Data excerpts:

__________

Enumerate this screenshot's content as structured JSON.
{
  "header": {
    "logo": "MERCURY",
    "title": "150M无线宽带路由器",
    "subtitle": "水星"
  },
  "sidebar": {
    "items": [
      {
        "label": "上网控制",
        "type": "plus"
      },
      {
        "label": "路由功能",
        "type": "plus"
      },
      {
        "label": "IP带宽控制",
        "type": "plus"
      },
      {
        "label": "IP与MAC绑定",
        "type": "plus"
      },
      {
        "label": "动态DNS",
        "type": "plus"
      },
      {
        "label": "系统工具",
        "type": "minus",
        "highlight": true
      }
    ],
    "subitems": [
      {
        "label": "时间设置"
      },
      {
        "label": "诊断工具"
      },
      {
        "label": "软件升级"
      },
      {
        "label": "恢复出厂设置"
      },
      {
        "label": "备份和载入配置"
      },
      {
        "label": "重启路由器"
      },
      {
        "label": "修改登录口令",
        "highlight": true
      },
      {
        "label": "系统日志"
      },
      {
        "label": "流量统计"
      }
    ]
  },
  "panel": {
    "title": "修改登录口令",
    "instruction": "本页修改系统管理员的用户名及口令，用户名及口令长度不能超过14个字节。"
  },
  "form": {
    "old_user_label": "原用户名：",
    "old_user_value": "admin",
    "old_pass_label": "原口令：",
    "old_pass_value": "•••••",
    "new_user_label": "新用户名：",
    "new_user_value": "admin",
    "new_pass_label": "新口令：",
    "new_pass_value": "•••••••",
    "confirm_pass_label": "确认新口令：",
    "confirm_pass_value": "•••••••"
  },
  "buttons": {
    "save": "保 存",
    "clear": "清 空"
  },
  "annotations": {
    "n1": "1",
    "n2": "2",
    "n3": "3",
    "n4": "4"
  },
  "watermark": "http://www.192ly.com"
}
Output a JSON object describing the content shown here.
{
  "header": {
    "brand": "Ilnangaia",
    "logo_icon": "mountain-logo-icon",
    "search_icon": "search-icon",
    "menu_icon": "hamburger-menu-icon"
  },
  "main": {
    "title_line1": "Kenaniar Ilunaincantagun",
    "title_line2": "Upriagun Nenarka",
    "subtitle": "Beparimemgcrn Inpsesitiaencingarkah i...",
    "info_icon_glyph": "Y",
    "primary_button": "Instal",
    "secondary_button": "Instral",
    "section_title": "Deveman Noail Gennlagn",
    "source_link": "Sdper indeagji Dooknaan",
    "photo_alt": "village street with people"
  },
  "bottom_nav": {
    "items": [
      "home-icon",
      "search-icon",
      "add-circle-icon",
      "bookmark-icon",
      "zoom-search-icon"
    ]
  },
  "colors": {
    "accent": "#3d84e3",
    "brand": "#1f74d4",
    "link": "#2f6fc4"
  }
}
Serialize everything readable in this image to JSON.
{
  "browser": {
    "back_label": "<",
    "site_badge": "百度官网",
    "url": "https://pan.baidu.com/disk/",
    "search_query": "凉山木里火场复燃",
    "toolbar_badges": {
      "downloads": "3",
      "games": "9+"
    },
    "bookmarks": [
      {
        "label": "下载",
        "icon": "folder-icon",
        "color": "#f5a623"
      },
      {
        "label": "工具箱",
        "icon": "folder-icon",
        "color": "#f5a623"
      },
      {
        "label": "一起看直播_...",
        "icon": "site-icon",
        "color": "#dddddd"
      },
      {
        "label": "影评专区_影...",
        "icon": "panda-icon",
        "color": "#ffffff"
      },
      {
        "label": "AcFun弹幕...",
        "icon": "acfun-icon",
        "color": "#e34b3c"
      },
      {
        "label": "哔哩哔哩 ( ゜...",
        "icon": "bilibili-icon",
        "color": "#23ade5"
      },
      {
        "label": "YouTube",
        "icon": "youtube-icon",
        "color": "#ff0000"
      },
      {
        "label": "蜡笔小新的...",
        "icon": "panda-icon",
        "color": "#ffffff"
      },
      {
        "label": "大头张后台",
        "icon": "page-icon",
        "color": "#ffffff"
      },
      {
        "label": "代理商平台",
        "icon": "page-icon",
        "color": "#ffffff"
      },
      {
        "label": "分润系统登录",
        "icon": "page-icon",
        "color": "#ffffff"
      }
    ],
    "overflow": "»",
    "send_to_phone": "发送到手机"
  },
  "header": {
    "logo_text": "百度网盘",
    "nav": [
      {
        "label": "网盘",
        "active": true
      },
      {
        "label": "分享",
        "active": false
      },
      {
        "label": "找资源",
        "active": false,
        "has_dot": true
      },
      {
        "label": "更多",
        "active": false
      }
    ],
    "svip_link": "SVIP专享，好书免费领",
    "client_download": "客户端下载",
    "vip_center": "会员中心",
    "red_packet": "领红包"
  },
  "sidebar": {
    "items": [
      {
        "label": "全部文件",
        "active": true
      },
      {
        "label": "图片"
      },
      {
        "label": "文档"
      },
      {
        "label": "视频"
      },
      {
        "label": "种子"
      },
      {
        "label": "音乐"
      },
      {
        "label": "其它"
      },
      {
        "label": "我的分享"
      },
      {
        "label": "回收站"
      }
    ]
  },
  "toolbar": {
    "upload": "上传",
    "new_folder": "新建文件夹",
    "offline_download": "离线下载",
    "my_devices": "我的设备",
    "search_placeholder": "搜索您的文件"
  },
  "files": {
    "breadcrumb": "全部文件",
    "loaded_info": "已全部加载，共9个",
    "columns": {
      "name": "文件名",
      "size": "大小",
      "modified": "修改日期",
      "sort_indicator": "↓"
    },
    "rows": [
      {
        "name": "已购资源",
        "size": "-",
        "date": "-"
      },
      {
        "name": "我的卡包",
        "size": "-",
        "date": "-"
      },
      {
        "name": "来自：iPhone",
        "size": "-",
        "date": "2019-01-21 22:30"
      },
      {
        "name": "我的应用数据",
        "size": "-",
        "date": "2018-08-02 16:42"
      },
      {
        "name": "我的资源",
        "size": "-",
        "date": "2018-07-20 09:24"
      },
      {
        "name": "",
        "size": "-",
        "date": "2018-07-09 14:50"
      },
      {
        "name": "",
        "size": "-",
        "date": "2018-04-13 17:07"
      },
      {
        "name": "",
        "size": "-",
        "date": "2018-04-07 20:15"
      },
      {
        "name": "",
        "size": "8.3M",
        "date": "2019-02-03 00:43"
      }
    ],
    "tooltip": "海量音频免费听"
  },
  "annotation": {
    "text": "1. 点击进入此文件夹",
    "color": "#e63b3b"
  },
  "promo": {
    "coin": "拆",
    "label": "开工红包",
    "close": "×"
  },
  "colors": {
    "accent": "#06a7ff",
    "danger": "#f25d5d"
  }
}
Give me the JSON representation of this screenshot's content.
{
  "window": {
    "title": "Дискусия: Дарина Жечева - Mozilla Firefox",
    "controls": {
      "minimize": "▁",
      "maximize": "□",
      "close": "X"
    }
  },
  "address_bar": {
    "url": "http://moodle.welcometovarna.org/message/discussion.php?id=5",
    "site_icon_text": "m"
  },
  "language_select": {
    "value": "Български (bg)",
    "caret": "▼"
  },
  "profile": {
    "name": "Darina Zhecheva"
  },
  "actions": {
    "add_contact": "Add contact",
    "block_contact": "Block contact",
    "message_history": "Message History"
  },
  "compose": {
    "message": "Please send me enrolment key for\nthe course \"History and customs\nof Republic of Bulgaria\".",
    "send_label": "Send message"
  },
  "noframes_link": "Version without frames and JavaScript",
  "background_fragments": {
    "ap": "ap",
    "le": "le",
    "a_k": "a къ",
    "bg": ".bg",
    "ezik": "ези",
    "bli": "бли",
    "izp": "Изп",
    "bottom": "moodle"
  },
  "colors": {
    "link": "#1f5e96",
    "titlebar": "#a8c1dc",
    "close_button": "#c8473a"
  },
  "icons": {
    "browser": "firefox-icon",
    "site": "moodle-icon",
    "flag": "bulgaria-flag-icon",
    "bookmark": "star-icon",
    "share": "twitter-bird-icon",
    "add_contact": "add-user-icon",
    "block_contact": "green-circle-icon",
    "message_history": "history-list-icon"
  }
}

__________

Set exercise:
Return all lines of the material above in which the word "this" occurs.

Problem solution:
Enumerate this screenshot's content as structured JSON.
Serialize everything readable in this image to JSON.
Give me the JSON representation of this screenshot's content.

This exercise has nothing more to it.